*WORK REQUIRED*
Every line below that contains "name" is to be copied.

*PROVIDED RECORDS*
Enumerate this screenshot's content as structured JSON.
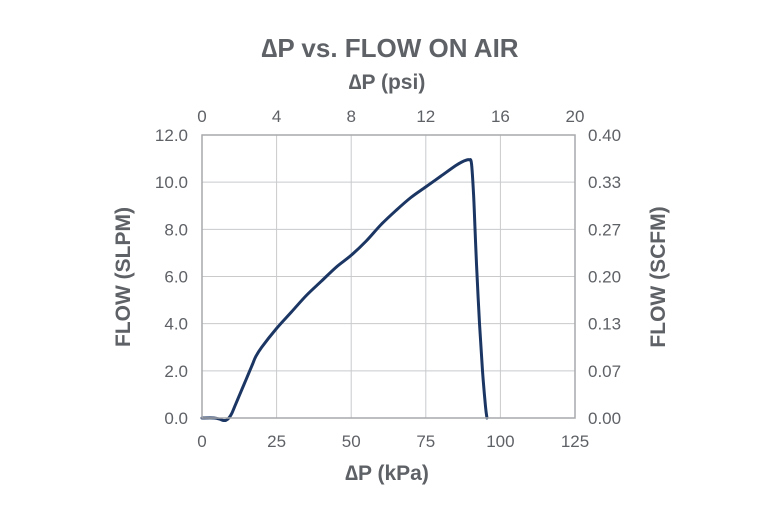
{
  "chart_data": {
    "type": "line",
    "title": "∆P vs. FLOW ON AIR",
    "x_top_label": "∆P (psi)",
    "xlabel": "∆P (kPa)",
    "ylabel_left": "FLOW (SLPM)",
    "ylabel_right": "FLOW (SCFM)",
    "xlim": [
      0,
      125
    ],
    "ylim": [
      0,
      12
    ],
    "x_ticks": [
      "0",
      "25",
      "50",
      "75",
      "100",
      "125"
    ],
    "x_top_ticks": [
      "0",
      "4",
      "8",
      "12",
      "16",
      "20"
    ],
    "y_left_ticks": [
      "0.0",
      "2.0",
      "4.0",
      "6.0",
      "8.0",
      "10.0",
      "12.0"
    ],
    "y_right_ticks": [
      "0.00",
      "0.07",
      "0.13",
      "0.20",
      "0.27",
      "0.33",
      "0.40"
    ],
    "grid": true,
    "series": [
      {
        "color": "#1c3664",
        "x": [
          0,
          4,
          6,
          7,
          8,
          9,
          10,
          11,
          12,
          13,
          14,
          15,
          16,
          17,
          18,
          20,
          25,
          30,
          35,
          40,
          45,
          50,
          55,
          60,
          65,
          70,
          75,
          80,
          85,
          87,
          88.5,
          89.5,
          90.3,
          91,
          91.5,
          92,
          93,
          94,
          95,
          95.5
        ],
        "y": [
          0.0,
          0.0,
          -0.05,
          -0.1,
          -0.1,
          0.0,
          0.2,
          0.5,
          0.8,
          1.1,
          1.4,
          1.7,
          2.0,
          2.3,
          2.6,
          3.0,
          3.8,
          4.5,
          5.2,
          5.8,
          6.4,
          6.9,
          7.5,
          8.2,
          8.8,
          9.35,
          9.8,
          10.25,
          10.7,
          10.85,
          10.93,
          10.95,
          10.8,
          9.5,
          8.0,
          6.5,
          4.0,
          2.0,
          0.5,
          0.0
        ]
      }
    ]
  },
  "colors": {
    "text": "#5e6166",
    "axis": "#a7a9ac",
    "grid": "#c8cacc",
    "line": "#1c3664"
  }
}
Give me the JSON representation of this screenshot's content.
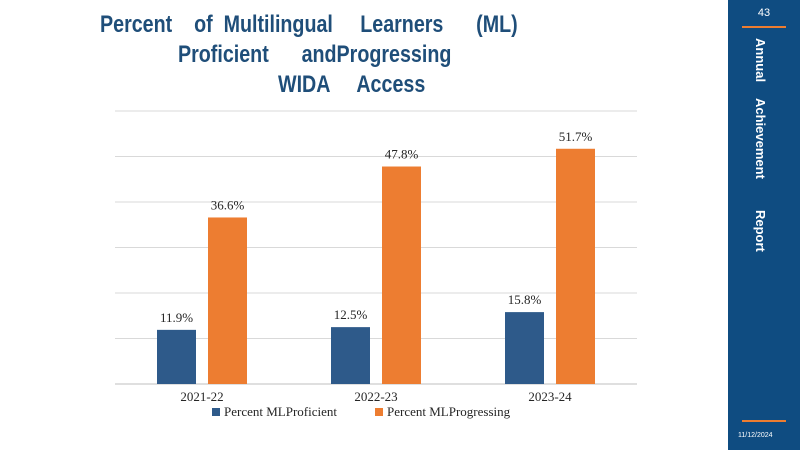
{
  "slide": {
    "title_lines": [
      "Percent    of  Multilingual     Learners      (ML)",
      "Proficient      andProgressing",
      "WIDA     Access"
    ],
    "page_number": "43",
    "sidebar_words": [
      "Annual",
      "Achievement",
      "Report"
    ],
    "date": "11/12/2024",
    "colors": {
      "sidebar": "#0f4c81",
      "accent": "#ed7d31",
      "title": "#1f4e79"
    }
  },
  "chart_data": {
    "type": "bar",
    "title": "Percent    of  Multilingual     Learners      (ML) Proficient      andProgressing WIDA     Access",
    "categories": [
      "2021-22",
      "2022-23",
      "2023-24"
    ],
    "series": [
      {
        "name": "Percent MLProficient",
        "values": [
          11.9,
          12.5,
          15.8
        ],
        "labels": [
          "11.9%",
          "12.5%",
          "15.8%"
        ],
        "color": "#2e5a8a"
      },
      {
        "name": "Percent  MLProgressing",
        "values": [
          36.6,
          47.8,
          51.7
        ],
        "labels": [
          "36.6%",
          "47.8%",
          "51.7%"
        ],
        "color": "#ed7d31"
      }
    ],
    "ylim": [
      0,
      60
    ],
    "grid": true,
    "legend": "bottom",
    "xlabel": "",
    "ylabel": ""
  }
}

*TASK OUTPUT*
        "name": "Percent MLProficient",
        "name": "Percent  MLProgressing",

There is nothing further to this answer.